• Stated exercise:
Exactly reproduce each record listed below.

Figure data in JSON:
^^^^^^^^
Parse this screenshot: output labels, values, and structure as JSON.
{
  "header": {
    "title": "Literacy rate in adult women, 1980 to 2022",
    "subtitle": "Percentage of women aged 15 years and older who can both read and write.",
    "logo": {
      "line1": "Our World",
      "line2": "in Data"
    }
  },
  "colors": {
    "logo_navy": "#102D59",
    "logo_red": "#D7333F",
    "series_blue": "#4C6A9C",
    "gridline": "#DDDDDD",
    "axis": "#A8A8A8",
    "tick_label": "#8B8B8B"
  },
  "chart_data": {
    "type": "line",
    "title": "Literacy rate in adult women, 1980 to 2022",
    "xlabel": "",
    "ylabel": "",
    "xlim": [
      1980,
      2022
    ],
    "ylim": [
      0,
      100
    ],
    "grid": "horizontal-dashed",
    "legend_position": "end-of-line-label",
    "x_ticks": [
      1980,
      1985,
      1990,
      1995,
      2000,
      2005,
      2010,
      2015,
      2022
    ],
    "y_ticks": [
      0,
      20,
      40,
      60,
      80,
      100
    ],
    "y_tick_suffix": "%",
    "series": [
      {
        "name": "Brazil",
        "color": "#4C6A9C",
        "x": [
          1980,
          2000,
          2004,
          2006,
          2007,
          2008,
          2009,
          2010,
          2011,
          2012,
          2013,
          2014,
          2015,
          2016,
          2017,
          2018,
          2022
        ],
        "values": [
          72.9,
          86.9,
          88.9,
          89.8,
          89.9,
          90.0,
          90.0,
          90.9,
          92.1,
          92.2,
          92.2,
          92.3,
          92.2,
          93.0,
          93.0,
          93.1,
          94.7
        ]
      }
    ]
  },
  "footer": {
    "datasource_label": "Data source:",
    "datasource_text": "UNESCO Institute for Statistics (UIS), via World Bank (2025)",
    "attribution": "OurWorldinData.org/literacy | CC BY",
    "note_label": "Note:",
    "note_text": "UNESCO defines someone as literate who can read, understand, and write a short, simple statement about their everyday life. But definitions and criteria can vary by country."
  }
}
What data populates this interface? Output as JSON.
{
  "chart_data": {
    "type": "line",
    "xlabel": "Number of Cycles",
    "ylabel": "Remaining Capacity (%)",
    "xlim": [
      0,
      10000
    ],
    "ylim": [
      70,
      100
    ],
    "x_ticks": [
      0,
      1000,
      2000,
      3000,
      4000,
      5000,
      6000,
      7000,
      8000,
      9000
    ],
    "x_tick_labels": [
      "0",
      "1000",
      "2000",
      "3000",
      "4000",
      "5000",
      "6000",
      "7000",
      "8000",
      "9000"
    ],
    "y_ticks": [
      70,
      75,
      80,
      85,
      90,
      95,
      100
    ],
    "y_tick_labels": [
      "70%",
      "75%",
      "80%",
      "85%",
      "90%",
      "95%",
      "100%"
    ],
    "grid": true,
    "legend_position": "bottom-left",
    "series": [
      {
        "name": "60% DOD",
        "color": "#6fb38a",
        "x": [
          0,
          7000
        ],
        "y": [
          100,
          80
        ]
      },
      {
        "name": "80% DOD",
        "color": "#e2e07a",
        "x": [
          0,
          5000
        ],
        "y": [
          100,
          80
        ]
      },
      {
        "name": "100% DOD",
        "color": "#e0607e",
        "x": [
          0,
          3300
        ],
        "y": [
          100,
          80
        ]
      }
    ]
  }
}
^^^^^^^^
• Solution:
Parse this screenshot: output labels, values, and structure as JSON.
{
  "header": {
    "title": "Literacy rate in adult women, 1980 to 2022",
    "subtitle": "Percentage of women aged 15 years and older who can both read and write.",
    "logo": {
      "line1": "Our World",
      "line2": "in Data"
    }
  },
  "colors": {
    "logo_navy": "#102D59",
    "logo_red": "#D7333F",
    "series_blue": "#4C6A9C",
    "gridline": "#DDDDDD",
    "axis": "#A8A8A8",
    "tick_label": "#8B8B8B"
  },
  "chart_data": {
    "type": "line",
    "title": "Literacy rate in adult women, 1980 to 2022",
    "xlabel": "",
    "ylabel": "",
    "xlim": [
      1980,
      2022
    ],
    "ylim": [
      0,
      100
    ],
    "grid": "horizontal-dashed",
    "legend_position": "end-of-line-label",
    "x_ticks": [
      1980,
      1985,
      1990,
      1995,
      2000,
      2005,
      2010,
      2015,
      2022
    ],
    "y_ticks": [
      0,
      20,
      40,
      60,
      80,
      100
    ],
    "y_tick_suffix": "%",
    "series": [
      {
        "name": "Brazil",
        "color": "#4C6A9C",
        "x": [
          1980,
          2000,
          2004,
          2006,
          2007,
          2008,
          2009,
          2010,
          2011,
          2012,
          2013,
          2014,
          2015,
          2016,
          2017,
          2018,
          2022
        ],
        "values": [
          72.9,
          86.9,
          88.9,
          89.8,
          89.9,
          90.0,
          90.0,
          90.9,
          92.1,
          92.2,
          92.2,
          92.3,
          92.2,
          93.0,
          93.0,
          93.1,
          94.7
        ]
      }
    ]
  },
  "footer": {
    "datasource_label": "Data source:",
    "datasource_text": "UNESCO Institute for Statistics (UIS), via World Bank (2025)",
    "attribution": "OurWorldinData.org/literacy | CC BY",
    "note_label": "Note:",
    "note_text": "UNESCO defines someone as literate who can read, understand, and write a short, simple statement about their everyday life. But definitions and criteria can vary by country."
  }
}
What data populates this interface? Output as JSON.
{
  "chart_data": {
    "type": "line",
    "xlabel": "Number of Cycles",
    "ylabel": "Remaining Capacity (%)",
    "xlim": [
      0,
      10000
    ],
    "ylim": [
      70,
      100
    ],
    "x_ticks": [
      0,
      1000,
      2000,
      3000,
      4000,
      5000,
      6000,
      7000,
      8000,
      9000
    ],
    "x_tick_labels": [
      "0",
      "1000",
      "2000",
      "3000",
      "4000",
      "5000",
      "6000",
      "7000",
      "8000",
      "9000"
    ],
    "y_ticks": [
      70,
      75,
      80,
      85,
      90,
      95,
      100
    ],
    "y_tick_labels": [
      "70%",
      "75%",
      "80%",
      "85%",
      "90%",
      "95%",
      "100%"
    ],
    "grid": true,
    "legend_position": "bottom-left",
    "series": [
      {
        "name": "60% DOD",
        "color": "#6fb38a",
        "x": [
          0,
          7000
        ],
        "y": [
          100,
          80
        ]
      },
      {
        "name": "80% DOD",
        "color": "#e2e07a",
        "x": [
          0,
          5000
        ],
        "y": [
          100,
          80
        ]
      },
      {
        "name": "100% DOD",
        "color": "#e0607e",
        "x": [
          0,
          3300
        ],
        "y": [
          100,
          80
        ]
      }
    ]
  }
}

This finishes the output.